**GOAL**
List each line of the data in which the string "subtitle" appears.

**ENTRIES PROVIDED**
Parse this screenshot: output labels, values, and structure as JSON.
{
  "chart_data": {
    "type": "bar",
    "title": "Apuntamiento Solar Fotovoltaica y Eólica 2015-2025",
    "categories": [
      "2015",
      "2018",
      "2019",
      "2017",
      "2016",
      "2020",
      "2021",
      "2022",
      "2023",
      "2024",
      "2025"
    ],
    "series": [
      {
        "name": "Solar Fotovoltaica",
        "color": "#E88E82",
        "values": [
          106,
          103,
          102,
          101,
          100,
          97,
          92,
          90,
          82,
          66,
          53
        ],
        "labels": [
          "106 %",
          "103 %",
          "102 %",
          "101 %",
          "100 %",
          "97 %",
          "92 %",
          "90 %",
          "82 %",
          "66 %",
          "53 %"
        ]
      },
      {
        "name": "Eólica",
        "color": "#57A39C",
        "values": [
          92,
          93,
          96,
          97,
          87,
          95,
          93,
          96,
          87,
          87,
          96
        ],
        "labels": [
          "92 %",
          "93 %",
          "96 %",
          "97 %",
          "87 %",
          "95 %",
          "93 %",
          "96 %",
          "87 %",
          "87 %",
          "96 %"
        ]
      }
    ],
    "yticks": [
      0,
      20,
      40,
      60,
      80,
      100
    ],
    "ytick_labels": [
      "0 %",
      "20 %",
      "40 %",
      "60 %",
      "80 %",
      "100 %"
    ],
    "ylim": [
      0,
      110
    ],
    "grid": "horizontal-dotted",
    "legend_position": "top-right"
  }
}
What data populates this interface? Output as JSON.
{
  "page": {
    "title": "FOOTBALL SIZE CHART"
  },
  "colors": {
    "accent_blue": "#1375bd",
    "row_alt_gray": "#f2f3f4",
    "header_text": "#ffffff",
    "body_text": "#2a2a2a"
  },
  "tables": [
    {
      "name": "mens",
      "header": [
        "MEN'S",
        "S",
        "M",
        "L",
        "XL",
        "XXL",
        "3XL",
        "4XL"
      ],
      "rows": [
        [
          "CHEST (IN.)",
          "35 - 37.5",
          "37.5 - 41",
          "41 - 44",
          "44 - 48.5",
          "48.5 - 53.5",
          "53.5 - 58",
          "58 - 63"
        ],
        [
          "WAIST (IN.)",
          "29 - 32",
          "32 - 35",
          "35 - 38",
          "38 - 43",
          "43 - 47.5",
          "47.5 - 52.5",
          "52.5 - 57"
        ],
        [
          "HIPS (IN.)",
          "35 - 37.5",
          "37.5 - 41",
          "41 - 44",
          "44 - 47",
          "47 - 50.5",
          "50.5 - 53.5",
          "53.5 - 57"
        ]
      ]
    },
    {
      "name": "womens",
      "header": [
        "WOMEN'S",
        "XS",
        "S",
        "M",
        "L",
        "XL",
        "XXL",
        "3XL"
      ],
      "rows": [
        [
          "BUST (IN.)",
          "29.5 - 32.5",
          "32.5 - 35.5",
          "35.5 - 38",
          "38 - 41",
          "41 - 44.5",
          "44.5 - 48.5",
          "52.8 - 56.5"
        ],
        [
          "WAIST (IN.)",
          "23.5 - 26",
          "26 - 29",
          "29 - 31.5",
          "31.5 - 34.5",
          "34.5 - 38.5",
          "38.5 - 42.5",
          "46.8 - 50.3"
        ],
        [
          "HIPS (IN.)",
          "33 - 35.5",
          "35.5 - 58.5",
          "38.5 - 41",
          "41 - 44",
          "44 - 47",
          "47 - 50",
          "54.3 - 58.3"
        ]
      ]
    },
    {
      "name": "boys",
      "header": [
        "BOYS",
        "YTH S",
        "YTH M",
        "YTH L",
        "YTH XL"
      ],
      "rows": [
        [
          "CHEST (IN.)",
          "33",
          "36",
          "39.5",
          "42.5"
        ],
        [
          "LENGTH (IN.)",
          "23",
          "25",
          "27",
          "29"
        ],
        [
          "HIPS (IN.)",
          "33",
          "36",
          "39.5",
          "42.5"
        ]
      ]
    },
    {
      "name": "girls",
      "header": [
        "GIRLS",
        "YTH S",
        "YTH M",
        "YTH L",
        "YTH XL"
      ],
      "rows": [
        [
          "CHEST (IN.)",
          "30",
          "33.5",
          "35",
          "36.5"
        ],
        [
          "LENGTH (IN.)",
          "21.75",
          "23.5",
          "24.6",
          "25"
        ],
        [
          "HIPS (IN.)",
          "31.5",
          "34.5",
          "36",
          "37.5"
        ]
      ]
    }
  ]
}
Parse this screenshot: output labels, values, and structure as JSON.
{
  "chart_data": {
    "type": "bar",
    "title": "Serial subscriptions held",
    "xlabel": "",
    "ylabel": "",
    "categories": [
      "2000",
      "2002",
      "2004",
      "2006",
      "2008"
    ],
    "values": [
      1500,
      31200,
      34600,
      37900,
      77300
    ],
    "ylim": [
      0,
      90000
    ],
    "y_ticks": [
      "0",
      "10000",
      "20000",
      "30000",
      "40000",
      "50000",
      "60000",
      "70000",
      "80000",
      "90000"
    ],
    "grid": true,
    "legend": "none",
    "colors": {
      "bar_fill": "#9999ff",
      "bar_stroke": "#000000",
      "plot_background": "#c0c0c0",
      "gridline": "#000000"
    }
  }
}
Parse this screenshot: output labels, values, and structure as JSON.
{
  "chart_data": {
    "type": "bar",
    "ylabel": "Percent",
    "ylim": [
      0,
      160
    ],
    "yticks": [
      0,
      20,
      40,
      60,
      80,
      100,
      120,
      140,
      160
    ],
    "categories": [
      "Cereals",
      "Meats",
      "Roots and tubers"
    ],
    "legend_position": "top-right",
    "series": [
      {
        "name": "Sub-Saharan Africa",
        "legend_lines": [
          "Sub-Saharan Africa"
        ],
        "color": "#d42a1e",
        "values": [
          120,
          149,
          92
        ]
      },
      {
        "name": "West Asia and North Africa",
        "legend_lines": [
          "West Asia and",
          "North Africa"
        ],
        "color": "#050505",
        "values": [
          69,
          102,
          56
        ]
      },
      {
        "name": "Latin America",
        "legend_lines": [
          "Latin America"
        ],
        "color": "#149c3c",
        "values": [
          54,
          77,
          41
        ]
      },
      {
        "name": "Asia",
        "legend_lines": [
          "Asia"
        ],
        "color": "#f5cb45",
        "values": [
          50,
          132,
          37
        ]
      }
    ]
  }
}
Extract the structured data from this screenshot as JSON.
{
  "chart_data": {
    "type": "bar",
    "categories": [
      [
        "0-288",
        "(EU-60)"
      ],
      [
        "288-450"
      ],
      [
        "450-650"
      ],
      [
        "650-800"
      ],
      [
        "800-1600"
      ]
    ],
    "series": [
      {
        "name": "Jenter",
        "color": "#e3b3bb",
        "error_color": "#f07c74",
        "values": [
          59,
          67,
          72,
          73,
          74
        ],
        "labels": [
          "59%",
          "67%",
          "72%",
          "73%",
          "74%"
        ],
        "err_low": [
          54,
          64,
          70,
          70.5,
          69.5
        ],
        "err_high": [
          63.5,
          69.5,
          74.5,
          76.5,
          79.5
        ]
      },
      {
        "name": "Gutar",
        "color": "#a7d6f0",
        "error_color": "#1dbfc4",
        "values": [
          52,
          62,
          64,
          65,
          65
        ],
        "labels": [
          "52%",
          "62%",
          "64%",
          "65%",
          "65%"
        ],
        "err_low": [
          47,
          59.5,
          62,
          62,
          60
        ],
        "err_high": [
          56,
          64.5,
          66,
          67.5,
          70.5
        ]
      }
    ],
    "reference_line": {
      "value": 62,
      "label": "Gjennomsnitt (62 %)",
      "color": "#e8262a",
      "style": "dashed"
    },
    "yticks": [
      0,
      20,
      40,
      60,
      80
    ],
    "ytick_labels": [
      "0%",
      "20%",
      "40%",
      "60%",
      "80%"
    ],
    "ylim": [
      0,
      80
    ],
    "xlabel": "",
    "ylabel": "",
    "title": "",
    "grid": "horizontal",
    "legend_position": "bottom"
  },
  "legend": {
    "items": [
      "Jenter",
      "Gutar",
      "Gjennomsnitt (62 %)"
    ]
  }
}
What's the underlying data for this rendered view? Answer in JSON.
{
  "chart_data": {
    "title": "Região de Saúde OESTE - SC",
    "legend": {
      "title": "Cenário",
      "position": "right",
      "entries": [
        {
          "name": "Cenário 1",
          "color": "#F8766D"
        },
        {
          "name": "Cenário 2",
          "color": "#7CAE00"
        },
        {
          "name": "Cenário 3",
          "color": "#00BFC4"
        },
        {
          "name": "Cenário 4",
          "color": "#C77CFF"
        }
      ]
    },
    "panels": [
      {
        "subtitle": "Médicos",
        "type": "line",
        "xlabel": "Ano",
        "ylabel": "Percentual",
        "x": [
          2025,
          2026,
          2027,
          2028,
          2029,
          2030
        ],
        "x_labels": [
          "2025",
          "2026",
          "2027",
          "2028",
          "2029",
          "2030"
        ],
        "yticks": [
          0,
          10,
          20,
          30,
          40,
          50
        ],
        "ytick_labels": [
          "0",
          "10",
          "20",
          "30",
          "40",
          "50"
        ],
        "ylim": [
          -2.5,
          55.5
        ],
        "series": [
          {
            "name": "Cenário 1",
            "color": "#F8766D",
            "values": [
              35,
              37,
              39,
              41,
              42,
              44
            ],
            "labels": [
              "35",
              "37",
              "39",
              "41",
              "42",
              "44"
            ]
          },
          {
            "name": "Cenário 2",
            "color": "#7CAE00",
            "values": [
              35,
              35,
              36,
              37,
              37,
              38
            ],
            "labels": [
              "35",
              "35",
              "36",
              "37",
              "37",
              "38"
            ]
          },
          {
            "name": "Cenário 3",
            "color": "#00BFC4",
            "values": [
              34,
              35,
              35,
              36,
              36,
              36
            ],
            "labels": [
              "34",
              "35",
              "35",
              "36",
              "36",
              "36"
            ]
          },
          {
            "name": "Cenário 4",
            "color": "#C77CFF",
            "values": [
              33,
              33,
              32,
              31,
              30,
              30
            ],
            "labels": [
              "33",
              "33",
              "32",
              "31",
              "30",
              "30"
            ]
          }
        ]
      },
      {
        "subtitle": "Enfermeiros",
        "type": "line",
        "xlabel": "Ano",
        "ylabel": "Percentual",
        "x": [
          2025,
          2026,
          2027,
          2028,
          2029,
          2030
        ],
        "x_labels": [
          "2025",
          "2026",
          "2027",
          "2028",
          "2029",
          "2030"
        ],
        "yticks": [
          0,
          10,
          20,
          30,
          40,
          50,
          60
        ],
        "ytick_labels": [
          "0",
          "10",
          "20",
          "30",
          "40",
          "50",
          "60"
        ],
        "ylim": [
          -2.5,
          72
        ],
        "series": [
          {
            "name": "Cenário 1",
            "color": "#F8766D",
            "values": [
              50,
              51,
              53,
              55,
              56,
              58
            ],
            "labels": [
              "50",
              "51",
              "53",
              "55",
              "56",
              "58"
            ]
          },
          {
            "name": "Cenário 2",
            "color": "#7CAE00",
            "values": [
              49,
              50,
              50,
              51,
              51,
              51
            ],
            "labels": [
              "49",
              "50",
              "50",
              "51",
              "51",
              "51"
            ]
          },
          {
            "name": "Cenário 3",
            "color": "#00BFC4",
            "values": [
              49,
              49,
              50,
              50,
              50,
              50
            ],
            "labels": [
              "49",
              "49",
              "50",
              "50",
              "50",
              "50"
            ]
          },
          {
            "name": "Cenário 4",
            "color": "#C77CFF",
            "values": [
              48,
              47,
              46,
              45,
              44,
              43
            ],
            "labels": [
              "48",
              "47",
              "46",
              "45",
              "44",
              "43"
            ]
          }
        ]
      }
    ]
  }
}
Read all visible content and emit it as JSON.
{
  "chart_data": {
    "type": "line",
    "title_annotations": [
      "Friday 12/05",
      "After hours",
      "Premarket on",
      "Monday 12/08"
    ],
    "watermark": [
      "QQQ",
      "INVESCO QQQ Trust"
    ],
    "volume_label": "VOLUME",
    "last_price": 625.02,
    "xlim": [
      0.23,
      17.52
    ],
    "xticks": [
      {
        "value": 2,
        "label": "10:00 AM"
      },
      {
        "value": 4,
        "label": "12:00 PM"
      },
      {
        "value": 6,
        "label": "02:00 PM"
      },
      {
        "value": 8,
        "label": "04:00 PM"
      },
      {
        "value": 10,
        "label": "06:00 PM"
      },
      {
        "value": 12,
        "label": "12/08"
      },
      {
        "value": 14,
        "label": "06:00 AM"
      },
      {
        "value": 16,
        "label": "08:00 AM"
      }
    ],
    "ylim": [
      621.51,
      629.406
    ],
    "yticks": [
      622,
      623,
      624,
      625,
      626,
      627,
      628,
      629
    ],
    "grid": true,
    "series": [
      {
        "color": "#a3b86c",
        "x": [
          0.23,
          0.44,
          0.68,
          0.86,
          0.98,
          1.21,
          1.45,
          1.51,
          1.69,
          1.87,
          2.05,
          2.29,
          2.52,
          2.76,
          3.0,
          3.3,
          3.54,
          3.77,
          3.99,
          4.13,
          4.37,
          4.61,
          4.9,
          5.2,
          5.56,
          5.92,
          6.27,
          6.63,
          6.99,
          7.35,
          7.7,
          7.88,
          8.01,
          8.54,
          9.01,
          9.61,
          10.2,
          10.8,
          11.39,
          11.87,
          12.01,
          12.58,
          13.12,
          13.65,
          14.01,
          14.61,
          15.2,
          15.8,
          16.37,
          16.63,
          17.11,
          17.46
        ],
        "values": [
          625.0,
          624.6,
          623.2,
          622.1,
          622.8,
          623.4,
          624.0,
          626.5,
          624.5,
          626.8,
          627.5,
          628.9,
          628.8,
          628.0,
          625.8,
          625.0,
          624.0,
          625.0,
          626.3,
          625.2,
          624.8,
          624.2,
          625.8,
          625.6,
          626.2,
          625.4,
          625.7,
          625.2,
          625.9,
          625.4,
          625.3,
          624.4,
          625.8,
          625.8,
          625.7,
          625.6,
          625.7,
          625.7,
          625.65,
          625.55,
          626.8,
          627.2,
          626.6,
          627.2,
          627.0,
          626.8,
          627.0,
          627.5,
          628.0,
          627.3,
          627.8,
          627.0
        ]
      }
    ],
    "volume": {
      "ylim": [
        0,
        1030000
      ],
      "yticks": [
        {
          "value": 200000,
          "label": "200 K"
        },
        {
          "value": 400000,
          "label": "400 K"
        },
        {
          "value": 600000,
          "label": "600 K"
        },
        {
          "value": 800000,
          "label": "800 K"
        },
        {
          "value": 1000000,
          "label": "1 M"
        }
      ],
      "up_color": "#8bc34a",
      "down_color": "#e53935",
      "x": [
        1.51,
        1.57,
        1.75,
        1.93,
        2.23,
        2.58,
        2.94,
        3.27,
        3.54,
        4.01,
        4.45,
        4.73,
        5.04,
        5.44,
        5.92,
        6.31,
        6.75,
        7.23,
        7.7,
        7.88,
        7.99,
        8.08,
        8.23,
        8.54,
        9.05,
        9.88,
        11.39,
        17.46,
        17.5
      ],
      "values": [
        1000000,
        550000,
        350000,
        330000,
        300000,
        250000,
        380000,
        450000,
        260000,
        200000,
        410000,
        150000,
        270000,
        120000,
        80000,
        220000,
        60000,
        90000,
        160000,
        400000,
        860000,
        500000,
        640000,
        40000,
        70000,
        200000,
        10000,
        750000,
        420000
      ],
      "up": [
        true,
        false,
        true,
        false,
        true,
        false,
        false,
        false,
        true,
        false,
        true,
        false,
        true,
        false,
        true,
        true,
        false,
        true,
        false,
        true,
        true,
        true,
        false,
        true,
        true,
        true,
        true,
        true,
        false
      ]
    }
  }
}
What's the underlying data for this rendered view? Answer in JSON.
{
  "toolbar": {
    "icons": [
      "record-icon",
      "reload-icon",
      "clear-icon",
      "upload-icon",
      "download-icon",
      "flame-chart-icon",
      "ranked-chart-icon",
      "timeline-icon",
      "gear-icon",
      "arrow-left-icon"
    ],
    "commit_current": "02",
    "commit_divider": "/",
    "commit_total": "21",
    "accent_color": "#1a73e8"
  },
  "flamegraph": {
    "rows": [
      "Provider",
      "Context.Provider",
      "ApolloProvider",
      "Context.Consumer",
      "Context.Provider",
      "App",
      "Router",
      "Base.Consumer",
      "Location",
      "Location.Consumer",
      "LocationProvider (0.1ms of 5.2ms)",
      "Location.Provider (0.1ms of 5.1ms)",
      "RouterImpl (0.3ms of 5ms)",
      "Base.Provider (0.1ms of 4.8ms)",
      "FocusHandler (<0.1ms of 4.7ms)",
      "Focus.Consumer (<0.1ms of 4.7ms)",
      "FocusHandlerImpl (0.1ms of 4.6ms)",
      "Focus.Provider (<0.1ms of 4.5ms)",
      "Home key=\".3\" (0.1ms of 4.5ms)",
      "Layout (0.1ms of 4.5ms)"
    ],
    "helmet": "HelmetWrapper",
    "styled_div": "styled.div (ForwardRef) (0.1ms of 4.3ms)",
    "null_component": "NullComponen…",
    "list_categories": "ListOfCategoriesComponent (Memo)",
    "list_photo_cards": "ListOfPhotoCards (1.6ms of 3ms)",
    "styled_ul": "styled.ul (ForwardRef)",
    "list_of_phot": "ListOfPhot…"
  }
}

**EXERCISE SOLUTION**
        "subtitle": "Médicos",
        "subtitle": "Enfermeiros",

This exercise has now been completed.